▸ TASK TO COMPLETE:
Write out the material again exactly, please, and omit the pictures.

:: RECORDS

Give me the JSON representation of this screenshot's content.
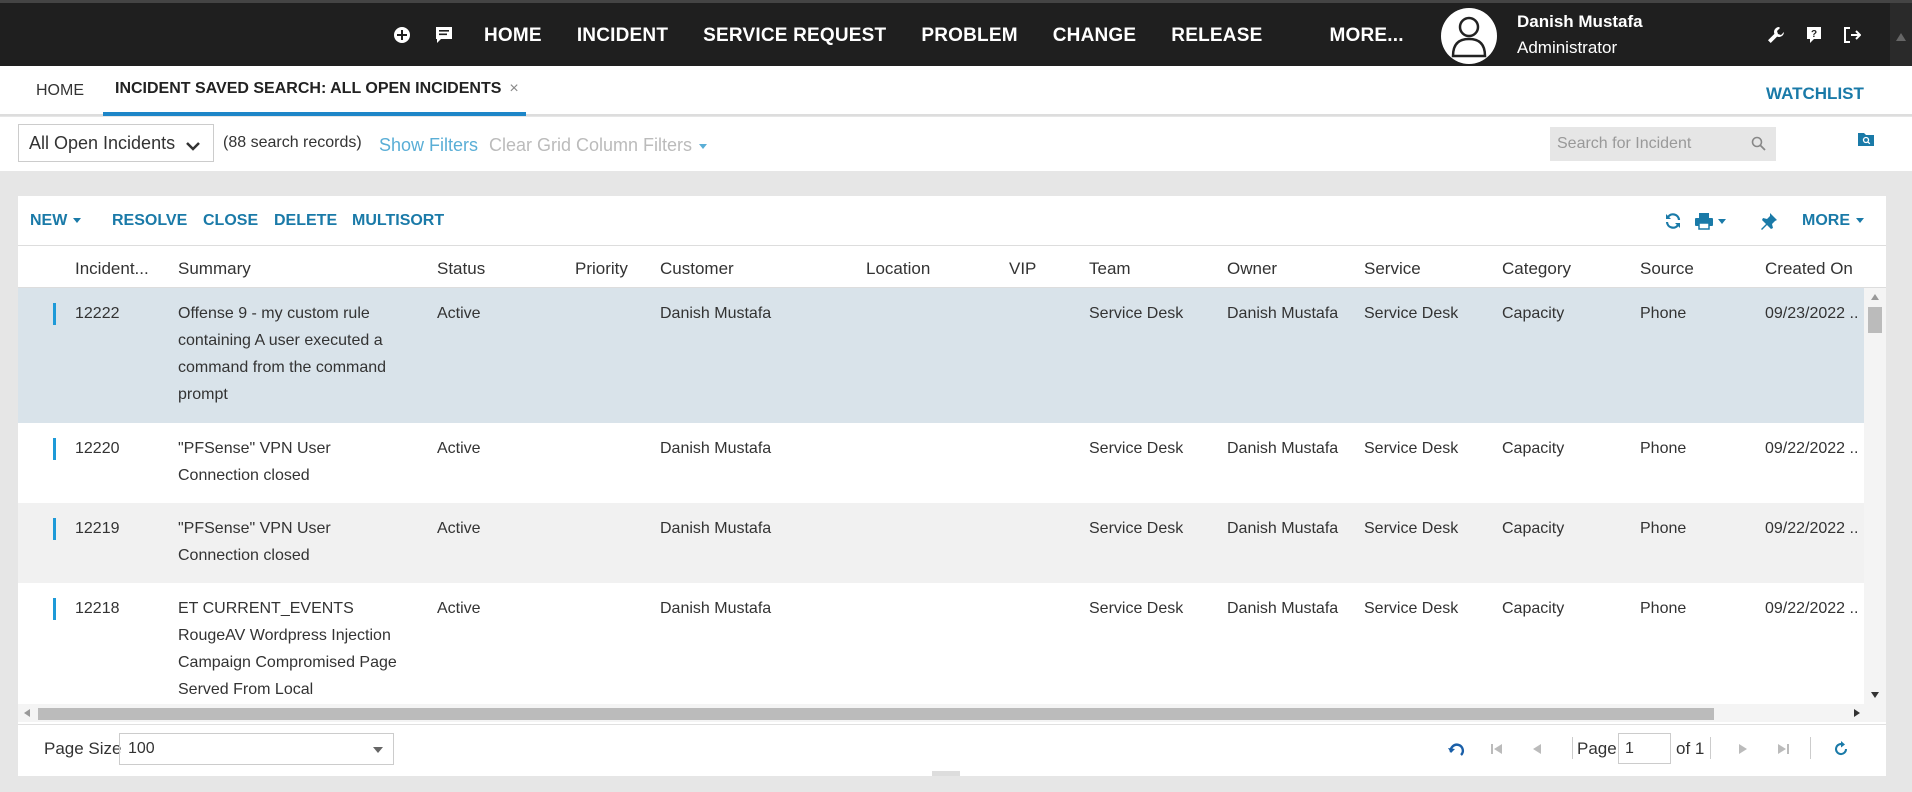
{
  "topnav": {
    "items": [
      "HOME",
      "INCIDENT",
      "SERVICE REQUEST",
      "PROBLEM",
      "CHANGE",
      "RELEASE"
    ],
    "more": "MORE...",
    "user_name": "Danish Mustafa",
    "user_role": "Administrator"
  },
  "tabs": {
    "home": "HOME",
    "active": "INCIDENT SAVED SEARCH: ALL OPEN INCIDENTS",
    "close": "×",
    "watchlist": "WATCHLIST"
  },
  "filters": {
    "saved_search": "All Open Incidents",
    "records": "(88 search records)",
    "show_filters": "Show Filters",
    "clear_filters": "Clear Grid Column Filters",
    "search_placeholder": "Search for Incident"
  },
  "toolbar": {
    "new": "NEW",
    "resolve": "RESOLVE",
    "close": "CLOSE",
    "delete": "DELETE",
    "multisort": "MULTISORT",
    "more": "MORE"
  },
  "grid": {
    "columns": [
      "Incident...",
      "Summary",
      "Status",
      "Priority",
      "Customer",
      "Location",
      "VIP",
      "Team",
      "Owner",
      "Service",
      "Category",
      "Source",
      "Created On"
    ],
    "rows": [
      {
        "id": "12222",
        "summary": "Offense 9 - my custom rule containing A user executed a command from the command prompt",
        "status": "Active",
        "priority": "",
        "customer": "Danish Mustafa",
        "location": "",
        "vip": "",
        "team": "Service Desk",
        "owner": "Danish Mustafa",
        "service": "Service Desk",
        "category": "Capacity",
        "source": "Phone",
        "created": "09/23/2022 .."
      },
      {
        "id": "12220",
        "summary": "\"PFSense\" VPN User Connection closed",
        "status": "Active",
        "priority": "",
        "customer": "Danish Mustafa",
        "location": "",
        "vip": "",
        "team": "Service Desk",
        "owner": "Danish Mustafa",
        "service": "Service Desk",
        "category": "Capacity",
        "source": "Phone",
        "created": "09/22/2022 .."
      },
      {
        "id": "12219",
        "summary": "\"PFSense\" VPN User Connection closed",
        "status": "Active",
        "priority": "",
        "customer": "Danish Mustafa",
        "location": "",
        "vip": "",
        "team": "Service Desk",
        "owner": "Danish Mustafa",
        "service": "Service Desk",
        "category": "Capacity",
        "source": "Phone",
        "created": "09/22/2022 .."
      },
      {
        "id": "12218",
        "summary": "ET CURRENT_EVENTS RougeAV Wordpress Injection Campaign Compromised Page Served From Local Compromised",
        "status": "Active",
        "priority": "",
        "customer": "Danish Mustafa",
        "location": "",
        "vip": "",
        "team": "Service Desk",
        "owner": "Danish Mustafa",
        "service": "Service Desk",
        "category": "Capacity",
        "source": "Phone",
        "created": "09/22/2022 .."
      }
    ]
  },
  "pager": {
    "page_size_label": "Page Size",
    "page_size": "100",
    "page_label": "Page",
    "page": "1",
    "of": "of 1"
  },
  "icons": {
    "accent": "#1a7aa8",
    "highlight": "#1e9ad8"
  }
}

::::

▸ RESPONSE TO THE TASK:
Give me the JSON representation of this screenshot's content.
{
  "topnav": {
    "items": [
      "HOME",
      "INCIDENT",
      "SERVICE REQUEST",
      "PROBLEM",
      "CHANGE",
      "RELEASE"
    ],
    "more": "MORE...",
    "user_name": "Danish Mustafa",
    "user_role": "Administrator"
  },
  "tabs": {
    "home": "HOME",
    "active": "INCIDENT SAVED SEARCH: ALL OPEN INCIDENTS",
    "close": "×",
    "watchlist": "WATCHLIST"
  },
  "filters": {
    "saved_search": "All Open Incidents",
    "records": "(88 search records)",
    "show_filters": "Show Filters",
    "clear_filters": "Clear Grid Column Filters",
    "search_placeholder": "Search for Incident"
  },
  "toolbar": {
    "new": "NEW",
    "resolve": "RESOLVE",
    "close": "CLOSE",
    "delete": "DELETE",
    "multisort": "MULTISORT",
    "more": "MORE"
  },
  "grid": {
    "columns": [
      "Incident...",
      "Summary",
      "Status",
      "Priority",
      "Customer",
      "Location",
      "VIP",
      "Team",
      "Owner",
      "Service",
      "Category",
      "Source",
      "Created On"
    ],
    "rows": [
      {
        "id": "12222",
        "summary": "Offense 9 - my custom rule containing A user executed a command from the command prompt",
        "status": "Active",
        "priority": "",
        "customer": "Danish Mustafa",
        "location": "",
        "vip": "",
        "team": "Service Desk",
        "owner": "Danish Mustafa",
        "service": "Service Desk",
        "category": "Capacity",
        "source": "Phone",
        "created": "09/23/2022 .."
      },
      {
        "id": "12220",
        "summary": "\"PFSense\" VPN User Connection closed",
        "status": "Active",
        "priority": "",
        "customer": "Danish Mustafa",
        "location": "",
        "vip": "",
        "team": "Service Desk",
        "owner": "Danish Mustafa",
        "service": "Service Desk",
        "category": "Capacity",
        "source": "Phone",
        "created": "09/22/2022 .."
      },
      {
        "id": "12219",
        "summary": "\"PFSense\" VPN User Connection closed",
        "status": "Active",
        "priority": "",
        "customer": "Danish Mustafa",
        "location": "",
        "vip": "",
        "team": "Service Desk",
        "owner": "Danish Mustafa",
        "service": "Service Desk",
        "category": "Capacity",
        "source": "Phone",
        "created": "09/22/2022 .."
      },
      {
        "id": "12218",
        "summary": "ET CURRENT_EVENTS RougeAV Wordpress Injection Campaign Compromised Page Served From Local Compromised",
        "status": "Active",
        "priority": "",
        "customer": "Danish Mustafa",
        "location": "",
        "vip": "",
        "team": "Service Desk",
        "owner": "Danish Mustafa",
        "service": "Service Desk",
        "category": "Capacity",
        "source": "Phone",
        "created": "09/22/2022 .."
      }
    ]
  },
  "pager": {
    "page_size_label": "Page Size",
    "page_size": "100",
    "page_label": "Page",
    "page": "1",
    "of": "of 1"
  },
  "icons": {
    "accent": "#1a7aa8",
    "highlight": "#1e9ad8"
  }
}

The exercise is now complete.